━━━ Page excerpt ━━━

MLE is a value that maximizes the likelihood function.
Refer to equation 11.2..2 for the conditional joint density of\({Y_1}, \ldots ,{Y_n}\), given\(x = \left( {{x_1}, \ldots ,{x_n}} \right)\)\({f_n}\left( {y\left| {x,{\beta _0},{\beta _1},{\sigma ^2}} \right.} \right) = \frac{1}{{{{\left( {2\pi {\sigma ^2}} \right)}^{n/2}}}}\exp \left( { - \frac{1}{{2{\sigma ^2}}} \cdot \sum\limits_{i = 1}^n {{{\left( {{y_i} - {\beta _0} - {\beta _1}{x_i}} \right)}^2}} } \right)\)
The above equation is also the likelihood function for the parameter,
\({\bf{L}}\left( {{{\bf{\sigma }}^{\bf{2}}}} \right){\bf{ = }}\frac{{\bf{1}}}{{{{\left( {{\bf{2\pi }}{{\bf{\sigma }}^{\bf{2}}}} \right)}^{{\bf{n/2}}}}}}{\bf{exp}}\left( {{\bf{ - }}\frac{{\bf{1}}}{{{\bf{2}}{{\bf{\sigma }}^{\bf{2}}}}}{\bf{ \times }}\sum\limits_{{\bf{i = 1}}}^{\bf{n}} {{{\left( {{{\bf{y}}_{\bf{i}}}{\bf{ - }}{{\bf{\beta }}_{\bf{0}}}{\bf{ - }}{{\bf{\beta }}_{\bf{1}}}{{\bf{x}}_{\bf{i}}}} \right)}^{\bf{2}}}} } \right)\)
Note that the likelihood depends only on \({\sigma ^2}\)since the MLEs of \({\beta _0}\)and \({\beta _1}\)were already found - those are the estimated parameters of linear regression, \({\hat \beta _0}\)and\({\hat \beta _1}\).
Apply natural log as follows,
\(\begin{array}{c}l\left( {{\sigma ^2}} \right) = \ln \left( {L\left( {{\sigma ^2}} \right)} \right)\\ = - \frac{n}{2}\ln \left( {2\pi {\sigma ^2}} \right) - \frac{1}{{2{\sigma ^2}}}\sum\limits_{i = 1}^n {{{\left( {{y_i} - {\beta _0} - {\beta _1}{x_i}} \right)}^2}} \end{array}\)
The derivative of \(l\) (with respect to \({\sigma ^2}\) ) is expressed as,
\(\frac{{\partial \left( {l\left( {{\sigma ^2}} \right)} \right)}}{{\partial \left( {{\sigma ^2}} \right)}} = - \frac{n}{{2{\sigma ^2}}} + \frac{1}{{2{\sigma ^4}}}\sum\limits_{i = 1}^n {{{\left( {{y_i} - {\beta _0} - {\beta _1}{x_i}} \right)}^2}} .\)

━━━

> Task instructions:
Decide whether each statement agrees with the MLE derivation, answering yes or no and quoting the exact words of the derivation that settle it. (a) The MLE is defined as a value that minimizes the likelihood function. (b) A natural log is applied to the likelihood. (c) The MLEs of β₀ and β₁ are identified as the estimated parameters of linear regression. The rows play no part here.

━━━ Dataset rows ━━━

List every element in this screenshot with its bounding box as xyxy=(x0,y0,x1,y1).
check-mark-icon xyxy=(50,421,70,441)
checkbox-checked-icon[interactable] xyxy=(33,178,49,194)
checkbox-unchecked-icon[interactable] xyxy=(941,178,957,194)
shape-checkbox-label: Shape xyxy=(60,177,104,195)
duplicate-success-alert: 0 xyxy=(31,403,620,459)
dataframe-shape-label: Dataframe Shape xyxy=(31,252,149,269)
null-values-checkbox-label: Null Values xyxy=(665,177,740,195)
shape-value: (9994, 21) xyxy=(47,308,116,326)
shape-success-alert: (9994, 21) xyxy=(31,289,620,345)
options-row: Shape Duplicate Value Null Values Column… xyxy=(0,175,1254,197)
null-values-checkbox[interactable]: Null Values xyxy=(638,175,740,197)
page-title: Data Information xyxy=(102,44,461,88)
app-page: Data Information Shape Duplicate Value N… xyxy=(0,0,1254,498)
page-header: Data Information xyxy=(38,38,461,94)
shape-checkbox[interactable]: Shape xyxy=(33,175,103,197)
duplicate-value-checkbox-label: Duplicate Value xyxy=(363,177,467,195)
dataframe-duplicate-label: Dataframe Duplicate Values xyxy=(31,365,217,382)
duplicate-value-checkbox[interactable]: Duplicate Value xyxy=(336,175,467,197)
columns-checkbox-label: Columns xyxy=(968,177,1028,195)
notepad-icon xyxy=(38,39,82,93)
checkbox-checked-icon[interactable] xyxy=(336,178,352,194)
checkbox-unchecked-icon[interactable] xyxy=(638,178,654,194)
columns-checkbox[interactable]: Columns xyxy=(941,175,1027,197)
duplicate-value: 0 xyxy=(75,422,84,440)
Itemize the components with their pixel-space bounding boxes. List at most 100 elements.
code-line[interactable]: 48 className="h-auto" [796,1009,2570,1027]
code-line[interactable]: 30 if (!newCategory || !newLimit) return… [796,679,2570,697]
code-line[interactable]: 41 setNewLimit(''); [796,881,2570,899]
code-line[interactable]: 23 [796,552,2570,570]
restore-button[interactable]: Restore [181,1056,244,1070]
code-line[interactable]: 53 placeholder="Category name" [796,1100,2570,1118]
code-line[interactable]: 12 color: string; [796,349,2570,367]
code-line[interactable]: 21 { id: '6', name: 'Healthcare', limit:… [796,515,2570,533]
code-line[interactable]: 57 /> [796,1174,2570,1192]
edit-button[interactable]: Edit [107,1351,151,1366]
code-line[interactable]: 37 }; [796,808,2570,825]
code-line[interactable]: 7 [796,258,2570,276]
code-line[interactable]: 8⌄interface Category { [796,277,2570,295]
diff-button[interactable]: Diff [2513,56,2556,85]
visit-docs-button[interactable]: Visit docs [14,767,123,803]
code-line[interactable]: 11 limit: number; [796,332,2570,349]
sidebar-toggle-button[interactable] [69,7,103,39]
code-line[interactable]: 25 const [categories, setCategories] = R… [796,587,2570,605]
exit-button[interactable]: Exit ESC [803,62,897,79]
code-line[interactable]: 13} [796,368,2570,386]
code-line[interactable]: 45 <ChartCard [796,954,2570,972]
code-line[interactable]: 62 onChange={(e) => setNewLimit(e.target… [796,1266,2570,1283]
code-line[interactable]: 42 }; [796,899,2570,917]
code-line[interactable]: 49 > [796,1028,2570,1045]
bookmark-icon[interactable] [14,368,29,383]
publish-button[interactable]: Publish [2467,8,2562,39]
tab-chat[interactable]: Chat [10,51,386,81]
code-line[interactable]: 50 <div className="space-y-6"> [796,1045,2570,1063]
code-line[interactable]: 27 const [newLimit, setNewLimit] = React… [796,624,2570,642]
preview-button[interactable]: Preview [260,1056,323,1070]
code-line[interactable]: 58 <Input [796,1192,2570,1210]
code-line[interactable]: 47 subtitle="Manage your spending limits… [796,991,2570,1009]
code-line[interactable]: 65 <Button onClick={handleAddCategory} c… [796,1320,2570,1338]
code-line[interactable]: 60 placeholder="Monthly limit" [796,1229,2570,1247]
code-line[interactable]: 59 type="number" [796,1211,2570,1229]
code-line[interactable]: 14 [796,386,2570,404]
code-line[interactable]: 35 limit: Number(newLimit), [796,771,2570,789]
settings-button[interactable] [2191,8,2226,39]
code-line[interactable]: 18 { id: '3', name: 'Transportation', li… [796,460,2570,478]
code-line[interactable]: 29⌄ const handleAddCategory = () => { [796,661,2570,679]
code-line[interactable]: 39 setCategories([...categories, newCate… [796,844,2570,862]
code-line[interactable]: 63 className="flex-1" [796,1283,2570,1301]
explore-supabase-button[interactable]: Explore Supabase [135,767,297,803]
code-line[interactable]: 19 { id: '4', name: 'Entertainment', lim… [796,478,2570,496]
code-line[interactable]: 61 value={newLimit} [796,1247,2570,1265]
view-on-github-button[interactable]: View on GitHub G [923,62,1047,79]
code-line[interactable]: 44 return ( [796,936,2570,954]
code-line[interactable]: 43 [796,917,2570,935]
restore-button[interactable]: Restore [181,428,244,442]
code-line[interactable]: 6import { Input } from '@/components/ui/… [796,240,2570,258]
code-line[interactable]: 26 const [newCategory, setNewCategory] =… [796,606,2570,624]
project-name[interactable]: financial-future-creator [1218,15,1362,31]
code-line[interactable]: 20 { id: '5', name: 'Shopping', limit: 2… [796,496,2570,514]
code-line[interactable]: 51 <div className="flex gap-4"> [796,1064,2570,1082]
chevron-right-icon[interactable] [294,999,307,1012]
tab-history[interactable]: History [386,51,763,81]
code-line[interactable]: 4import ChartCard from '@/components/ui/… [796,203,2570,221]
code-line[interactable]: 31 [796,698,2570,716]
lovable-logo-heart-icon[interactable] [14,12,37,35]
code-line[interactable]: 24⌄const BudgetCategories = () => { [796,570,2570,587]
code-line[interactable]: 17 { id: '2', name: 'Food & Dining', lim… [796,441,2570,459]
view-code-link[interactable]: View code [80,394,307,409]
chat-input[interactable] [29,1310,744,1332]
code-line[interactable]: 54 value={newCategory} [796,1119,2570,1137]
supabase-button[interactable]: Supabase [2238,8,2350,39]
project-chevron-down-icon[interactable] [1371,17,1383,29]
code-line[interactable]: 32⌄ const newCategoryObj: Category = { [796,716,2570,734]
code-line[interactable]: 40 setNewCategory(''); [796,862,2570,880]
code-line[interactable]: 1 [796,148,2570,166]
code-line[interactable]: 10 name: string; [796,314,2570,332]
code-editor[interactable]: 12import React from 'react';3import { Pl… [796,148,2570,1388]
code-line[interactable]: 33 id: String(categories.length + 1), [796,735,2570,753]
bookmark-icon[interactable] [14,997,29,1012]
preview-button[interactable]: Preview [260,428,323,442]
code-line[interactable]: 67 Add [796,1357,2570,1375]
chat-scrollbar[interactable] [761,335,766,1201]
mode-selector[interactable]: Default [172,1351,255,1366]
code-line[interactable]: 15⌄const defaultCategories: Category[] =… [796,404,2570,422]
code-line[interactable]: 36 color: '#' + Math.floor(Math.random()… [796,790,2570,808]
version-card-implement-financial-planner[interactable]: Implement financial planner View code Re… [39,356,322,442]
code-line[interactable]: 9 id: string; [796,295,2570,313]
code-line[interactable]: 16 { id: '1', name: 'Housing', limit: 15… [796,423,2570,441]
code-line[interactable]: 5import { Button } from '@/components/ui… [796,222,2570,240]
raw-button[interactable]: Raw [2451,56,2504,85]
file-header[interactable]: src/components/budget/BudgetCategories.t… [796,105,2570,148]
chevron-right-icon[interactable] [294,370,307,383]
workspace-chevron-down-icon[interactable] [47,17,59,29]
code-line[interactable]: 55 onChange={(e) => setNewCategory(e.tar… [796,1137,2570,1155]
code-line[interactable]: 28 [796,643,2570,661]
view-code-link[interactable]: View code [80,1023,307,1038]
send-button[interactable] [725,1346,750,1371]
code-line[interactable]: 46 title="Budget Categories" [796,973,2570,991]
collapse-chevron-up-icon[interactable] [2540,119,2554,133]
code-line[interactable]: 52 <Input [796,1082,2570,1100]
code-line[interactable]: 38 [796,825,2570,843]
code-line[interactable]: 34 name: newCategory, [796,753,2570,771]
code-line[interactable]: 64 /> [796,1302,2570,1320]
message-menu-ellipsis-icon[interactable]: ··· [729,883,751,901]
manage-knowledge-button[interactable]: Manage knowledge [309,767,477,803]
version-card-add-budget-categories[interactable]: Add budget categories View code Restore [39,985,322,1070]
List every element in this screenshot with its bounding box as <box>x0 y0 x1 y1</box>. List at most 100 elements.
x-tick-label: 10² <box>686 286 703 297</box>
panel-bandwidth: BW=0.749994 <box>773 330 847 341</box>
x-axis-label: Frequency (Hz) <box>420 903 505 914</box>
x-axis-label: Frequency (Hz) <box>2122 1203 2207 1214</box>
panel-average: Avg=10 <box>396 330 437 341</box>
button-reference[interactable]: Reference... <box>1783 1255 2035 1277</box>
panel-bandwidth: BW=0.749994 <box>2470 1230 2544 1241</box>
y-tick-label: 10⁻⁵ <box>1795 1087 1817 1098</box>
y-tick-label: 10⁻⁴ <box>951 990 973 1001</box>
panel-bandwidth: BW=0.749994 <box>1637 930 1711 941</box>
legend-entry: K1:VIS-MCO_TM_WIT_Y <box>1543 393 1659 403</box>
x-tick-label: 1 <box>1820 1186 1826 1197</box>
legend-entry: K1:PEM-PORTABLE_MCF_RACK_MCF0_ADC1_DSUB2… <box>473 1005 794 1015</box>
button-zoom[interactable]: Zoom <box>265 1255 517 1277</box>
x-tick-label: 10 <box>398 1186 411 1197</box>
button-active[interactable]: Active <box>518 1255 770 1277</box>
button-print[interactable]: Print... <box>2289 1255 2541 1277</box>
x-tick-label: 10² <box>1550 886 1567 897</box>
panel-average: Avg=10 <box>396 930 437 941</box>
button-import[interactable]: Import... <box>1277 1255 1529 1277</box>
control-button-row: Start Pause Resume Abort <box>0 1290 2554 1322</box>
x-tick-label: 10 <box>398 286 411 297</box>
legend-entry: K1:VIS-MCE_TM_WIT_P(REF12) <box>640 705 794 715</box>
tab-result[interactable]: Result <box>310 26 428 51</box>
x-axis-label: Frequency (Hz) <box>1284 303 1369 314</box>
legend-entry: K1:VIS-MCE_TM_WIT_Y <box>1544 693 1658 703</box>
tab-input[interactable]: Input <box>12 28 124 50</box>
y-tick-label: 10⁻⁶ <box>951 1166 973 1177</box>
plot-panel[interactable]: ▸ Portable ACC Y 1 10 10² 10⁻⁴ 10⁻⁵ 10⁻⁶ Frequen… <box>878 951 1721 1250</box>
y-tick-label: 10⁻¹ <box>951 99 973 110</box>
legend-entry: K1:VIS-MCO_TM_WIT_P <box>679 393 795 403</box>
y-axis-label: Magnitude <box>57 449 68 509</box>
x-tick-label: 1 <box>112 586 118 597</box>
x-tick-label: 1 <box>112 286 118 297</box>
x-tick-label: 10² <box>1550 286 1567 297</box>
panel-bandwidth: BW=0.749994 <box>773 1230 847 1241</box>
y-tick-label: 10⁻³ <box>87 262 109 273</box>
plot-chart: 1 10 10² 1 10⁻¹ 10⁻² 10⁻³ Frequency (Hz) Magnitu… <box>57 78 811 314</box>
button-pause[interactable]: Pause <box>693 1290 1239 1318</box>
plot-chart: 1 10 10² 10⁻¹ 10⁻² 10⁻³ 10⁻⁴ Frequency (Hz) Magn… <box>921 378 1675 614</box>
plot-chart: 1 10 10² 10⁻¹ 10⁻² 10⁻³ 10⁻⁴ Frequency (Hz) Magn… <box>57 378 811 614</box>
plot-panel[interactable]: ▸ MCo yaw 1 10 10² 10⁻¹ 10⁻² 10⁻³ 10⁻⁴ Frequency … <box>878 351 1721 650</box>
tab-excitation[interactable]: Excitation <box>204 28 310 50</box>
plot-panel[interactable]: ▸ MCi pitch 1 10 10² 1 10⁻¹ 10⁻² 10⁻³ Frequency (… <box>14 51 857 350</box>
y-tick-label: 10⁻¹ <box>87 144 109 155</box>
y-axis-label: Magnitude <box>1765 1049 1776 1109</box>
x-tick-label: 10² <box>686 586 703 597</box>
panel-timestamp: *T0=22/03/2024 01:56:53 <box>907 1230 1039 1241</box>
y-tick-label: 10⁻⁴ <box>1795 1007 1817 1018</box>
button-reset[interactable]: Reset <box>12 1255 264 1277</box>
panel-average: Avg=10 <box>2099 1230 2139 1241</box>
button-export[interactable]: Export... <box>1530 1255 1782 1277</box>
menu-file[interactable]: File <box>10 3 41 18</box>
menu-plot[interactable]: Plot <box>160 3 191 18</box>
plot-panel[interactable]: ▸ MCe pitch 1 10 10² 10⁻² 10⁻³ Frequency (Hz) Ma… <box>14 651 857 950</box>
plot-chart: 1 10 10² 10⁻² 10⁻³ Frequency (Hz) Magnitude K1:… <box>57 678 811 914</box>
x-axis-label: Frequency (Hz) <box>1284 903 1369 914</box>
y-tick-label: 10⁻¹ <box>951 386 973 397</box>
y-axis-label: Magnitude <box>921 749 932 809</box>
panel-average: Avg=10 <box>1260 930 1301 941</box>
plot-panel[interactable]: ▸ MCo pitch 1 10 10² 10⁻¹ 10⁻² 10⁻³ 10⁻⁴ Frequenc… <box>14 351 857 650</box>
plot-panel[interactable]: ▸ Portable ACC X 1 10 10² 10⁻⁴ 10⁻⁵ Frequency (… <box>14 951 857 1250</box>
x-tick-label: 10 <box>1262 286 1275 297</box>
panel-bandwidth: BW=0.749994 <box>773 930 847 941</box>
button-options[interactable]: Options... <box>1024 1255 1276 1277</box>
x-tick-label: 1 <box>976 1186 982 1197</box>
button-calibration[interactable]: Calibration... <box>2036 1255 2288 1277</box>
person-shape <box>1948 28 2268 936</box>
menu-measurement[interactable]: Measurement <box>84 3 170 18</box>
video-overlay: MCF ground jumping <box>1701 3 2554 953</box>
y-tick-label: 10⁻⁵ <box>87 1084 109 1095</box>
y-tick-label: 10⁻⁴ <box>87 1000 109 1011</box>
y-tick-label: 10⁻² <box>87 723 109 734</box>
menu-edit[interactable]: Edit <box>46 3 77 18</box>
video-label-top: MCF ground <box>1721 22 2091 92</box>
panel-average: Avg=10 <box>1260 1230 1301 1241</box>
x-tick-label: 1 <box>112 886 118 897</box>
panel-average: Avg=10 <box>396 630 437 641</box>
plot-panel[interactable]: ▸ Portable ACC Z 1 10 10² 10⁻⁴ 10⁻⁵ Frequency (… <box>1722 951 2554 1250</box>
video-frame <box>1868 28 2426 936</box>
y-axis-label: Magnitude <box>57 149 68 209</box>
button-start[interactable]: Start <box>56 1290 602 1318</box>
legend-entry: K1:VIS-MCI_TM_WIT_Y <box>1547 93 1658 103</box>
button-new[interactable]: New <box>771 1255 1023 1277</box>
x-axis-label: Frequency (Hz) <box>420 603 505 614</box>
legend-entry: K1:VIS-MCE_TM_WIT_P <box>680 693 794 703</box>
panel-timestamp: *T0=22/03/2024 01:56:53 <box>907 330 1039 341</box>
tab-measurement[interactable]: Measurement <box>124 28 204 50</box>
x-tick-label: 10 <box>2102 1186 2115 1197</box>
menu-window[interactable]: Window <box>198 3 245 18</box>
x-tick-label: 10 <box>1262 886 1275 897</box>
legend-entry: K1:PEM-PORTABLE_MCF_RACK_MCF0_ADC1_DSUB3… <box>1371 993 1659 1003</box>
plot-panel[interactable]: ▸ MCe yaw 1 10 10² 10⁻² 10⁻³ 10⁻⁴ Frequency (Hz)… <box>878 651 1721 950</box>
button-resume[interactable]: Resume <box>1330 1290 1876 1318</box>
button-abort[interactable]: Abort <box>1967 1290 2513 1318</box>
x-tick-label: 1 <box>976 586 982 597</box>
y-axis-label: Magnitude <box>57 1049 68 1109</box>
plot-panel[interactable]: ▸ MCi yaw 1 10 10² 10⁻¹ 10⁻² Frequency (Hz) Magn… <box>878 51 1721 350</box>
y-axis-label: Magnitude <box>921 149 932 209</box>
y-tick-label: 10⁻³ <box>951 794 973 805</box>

━━━

> Result:
(a) No: "MLE is a value that maximizes the likelihood function."
(b) Yes: "Apply natural log as follows,"
(c) Yes: "those are the estimated parameters of linear regression"